Written exercise: Repeat the listing below in full, exactly as it stands.

Records for this exercise:
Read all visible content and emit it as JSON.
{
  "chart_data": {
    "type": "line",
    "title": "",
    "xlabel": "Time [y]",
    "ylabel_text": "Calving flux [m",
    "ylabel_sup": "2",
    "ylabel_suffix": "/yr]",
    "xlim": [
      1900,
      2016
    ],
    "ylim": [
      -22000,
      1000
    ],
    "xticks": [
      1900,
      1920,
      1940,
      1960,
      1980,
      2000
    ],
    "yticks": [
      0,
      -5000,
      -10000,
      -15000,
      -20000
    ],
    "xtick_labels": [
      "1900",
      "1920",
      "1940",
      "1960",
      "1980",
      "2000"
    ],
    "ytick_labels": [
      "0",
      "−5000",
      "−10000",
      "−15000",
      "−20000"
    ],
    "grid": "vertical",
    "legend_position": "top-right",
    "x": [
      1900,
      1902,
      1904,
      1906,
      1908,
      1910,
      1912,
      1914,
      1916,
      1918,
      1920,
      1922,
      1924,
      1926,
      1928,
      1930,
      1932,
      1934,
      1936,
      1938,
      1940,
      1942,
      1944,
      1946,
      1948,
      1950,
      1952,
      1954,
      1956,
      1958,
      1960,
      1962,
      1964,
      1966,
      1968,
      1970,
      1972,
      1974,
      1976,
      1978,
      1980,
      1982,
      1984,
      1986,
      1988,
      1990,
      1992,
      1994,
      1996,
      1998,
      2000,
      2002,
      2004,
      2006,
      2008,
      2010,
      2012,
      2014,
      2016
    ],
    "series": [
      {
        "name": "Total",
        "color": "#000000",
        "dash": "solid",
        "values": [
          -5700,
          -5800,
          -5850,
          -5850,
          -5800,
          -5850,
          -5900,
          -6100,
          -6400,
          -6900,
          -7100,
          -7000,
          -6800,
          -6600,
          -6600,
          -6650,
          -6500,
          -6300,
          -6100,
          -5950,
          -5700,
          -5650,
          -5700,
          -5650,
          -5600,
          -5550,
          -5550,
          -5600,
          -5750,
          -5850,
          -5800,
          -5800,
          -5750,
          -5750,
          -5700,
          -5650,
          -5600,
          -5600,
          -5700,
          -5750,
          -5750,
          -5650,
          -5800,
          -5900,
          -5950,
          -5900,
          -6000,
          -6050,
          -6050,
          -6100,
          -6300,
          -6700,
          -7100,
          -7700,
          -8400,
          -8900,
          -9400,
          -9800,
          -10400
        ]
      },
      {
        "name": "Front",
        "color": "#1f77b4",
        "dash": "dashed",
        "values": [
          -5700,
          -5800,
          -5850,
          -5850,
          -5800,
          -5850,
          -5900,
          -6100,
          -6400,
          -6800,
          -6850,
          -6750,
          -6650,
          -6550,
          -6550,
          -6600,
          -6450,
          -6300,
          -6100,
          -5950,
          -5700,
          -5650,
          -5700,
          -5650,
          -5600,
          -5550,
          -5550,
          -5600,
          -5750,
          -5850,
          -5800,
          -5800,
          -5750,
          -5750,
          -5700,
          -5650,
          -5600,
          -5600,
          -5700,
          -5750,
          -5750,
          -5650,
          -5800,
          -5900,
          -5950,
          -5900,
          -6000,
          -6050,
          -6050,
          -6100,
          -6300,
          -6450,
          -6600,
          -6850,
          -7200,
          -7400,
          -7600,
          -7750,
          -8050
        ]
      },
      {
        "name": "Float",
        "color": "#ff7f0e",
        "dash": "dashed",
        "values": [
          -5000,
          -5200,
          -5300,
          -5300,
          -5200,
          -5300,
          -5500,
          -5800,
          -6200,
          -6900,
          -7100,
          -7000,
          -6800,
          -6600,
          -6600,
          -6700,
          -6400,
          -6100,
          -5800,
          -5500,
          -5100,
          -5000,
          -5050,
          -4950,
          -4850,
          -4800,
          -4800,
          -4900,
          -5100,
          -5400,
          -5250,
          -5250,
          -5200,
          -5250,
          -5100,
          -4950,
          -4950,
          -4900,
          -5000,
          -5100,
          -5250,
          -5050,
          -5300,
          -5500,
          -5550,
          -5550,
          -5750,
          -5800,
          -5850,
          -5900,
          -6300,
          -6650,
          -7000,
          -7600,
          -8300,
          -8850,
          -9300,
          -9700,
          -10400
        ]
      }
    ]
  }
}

Written solution:
Read all visible content and emit it as JSON.
{
  "chart_data": {
    "type": "line",
    "title": "",
    "xlabel": "Time [y]",
    "ylabel_text": "Calving flux [m",
    "ylabel_sup": "2",
    "ylabel_suffix": "/yr]",
    "xlim": [
      1900,
      2016
    ],
    "ylim": [
      -22000,
      1000
    ],
    "xticks": [
      1900,
      1920,
      1940,
      1960,
      1980,
      2000
    ],
    "yticks": [
      0,
      -5000,
      -10000,
      -15000,
      -20000
    ],
    "xtick_labels": [
      "1900",
      "1920",
      "1940",
      "1960",
      "1980",
      "2000"
    ],
    "ytick_labels": [
      "0",
      "−5000",
      "−10000",
      "−15000",
      "−20000"
    ],
    "grid": "vertical",
    "legend_position": "top-right",
    "x": [
      1900,
      1902,
      1904,
      1906,
      1908,
      1910,
      1912,
      1914,
      1916,
      1918,
      1920,
      1922,
      1924,
      1926,
      1928,
      1930,
      1932,
      1934,
      1936,
      1938,
      1940,
      1942,
      1944,
      1946,
      1948,
      1950,
      1952,
      1954,
      1956,
      1958,
      1960,
      1962,
      1964,
      1966,
      1968,
      1970,
      1972,
      1974,
      1976,
      1978,
      1980,
      1982,
      1984,
      1986,
      1988,
      1990,
      1992,
      1994,
      1996,
      1998,
      2000,
      2002,
      2004,
      2006,
      2008,
      2010,
      2012,
      2014,
      2016
    ],
    "series": [
      {
        "name": "Total",
        "color": "#000000",
        "dash": "solid",
        "values": [
          -5700,
          -5800,
          -5850,
          -5850,
          -5800,
          -5850,
          -5900,
          -6100,
          -6400,
          -6900,
          -7100,
          -7000,
          -6800,
          -6600,
          -6600,
          -6650,
          -6500,
          -6300,
          -6100,
          -5950,
          -5700,
          -5650,
          -5700,
          -5650,
          -5600,
          -5550,
          -5550,
          -5600,
          -5750,
          -5850,
          -5800,
          -5800,
          -5750,
          -5750,
          -5700,
          -5650,
          -5600,
          -5600,
          -5700,
          -5750,
          -5750,
          -5650,
          -5800,
          -5900,
          -5950,
          -5900,
          -6000,
          -6050,
          -6050,
          -6100,
          -6300,
          -6700,
          -7100,
          -7700,
          -8400,
          -8900,
          -9400,
          -9800,
          -10400
        ]
      },
      {
        "name": "Front",
        "color": "#1f77b4",
        "dash": "dashed",
        "values": [
          -5700,
          -5800,
          -5850,
          -5850,
          -5800,
          -5850,
          -5900,
          -6100,
          -6400,
          -6800,
          -6850,
          -6750,
          -6650,
          -6550,
          -6550,
          -6600,
          -6450,
          -6300,
          -6100,
          -5950,
          -5700,
          -5650,
          -5700,
          -5650,
          -5600,
          -5550,
          -5550,
          -5600,
          -5750,
          -5850,
          -5800,
          -5800,
          -5750,
          -5750,
          -5700,
          -5650,
          -5600,
          -5600,
          -5700,
          -5750,
          -5750,
          -5650,
          -5800,
          -5900,
          -5950,
          -5900,
          -6000,
          -6050,
          -6050,
          -6100,
          -6300,
          -6450,
          -6600,
          -6850,
          -7200,
          -7400,
          -7600,
          -7750,
          -8050
        ]
      },
      {
        "name": "Float",
        "color": "#ff7f0e",
        "dash": "dashed",
        "values": [
          -5000,
          -5200,
          -5300,
          -5300,
          -5200,
          -5300,
          -5500,
          -5800,
          -6200,
          -6900,
          -7100,
          -7000,
          -6800,
          -6600,
          -6600,
          -6700,
          -6400,
          -6100,
          -5800,
          -5500,
          -5100,
          -5000,
          -5050,
          -4950,
          -4850,
          -4800,
          -4800,
          -4900,
          -5100,
          -5400,
          -5250,
          -5250,
          -5200,
          -5250,
          -5100,
          -4950,
          -4950,
          -4900,
          -5000,
          -5100,
          -5250,
          -5050,
          -5300,
          -5500,
          -5550,
          -5550,
          -5750,
          -5800,
          -5850,
          -5900,
          -6300,
          -6650,
          -7000,
          -7600,
          -8300,
          -8850,
          -9300,
          -9700,
          -10400
        ]
      }
    ]
  }
}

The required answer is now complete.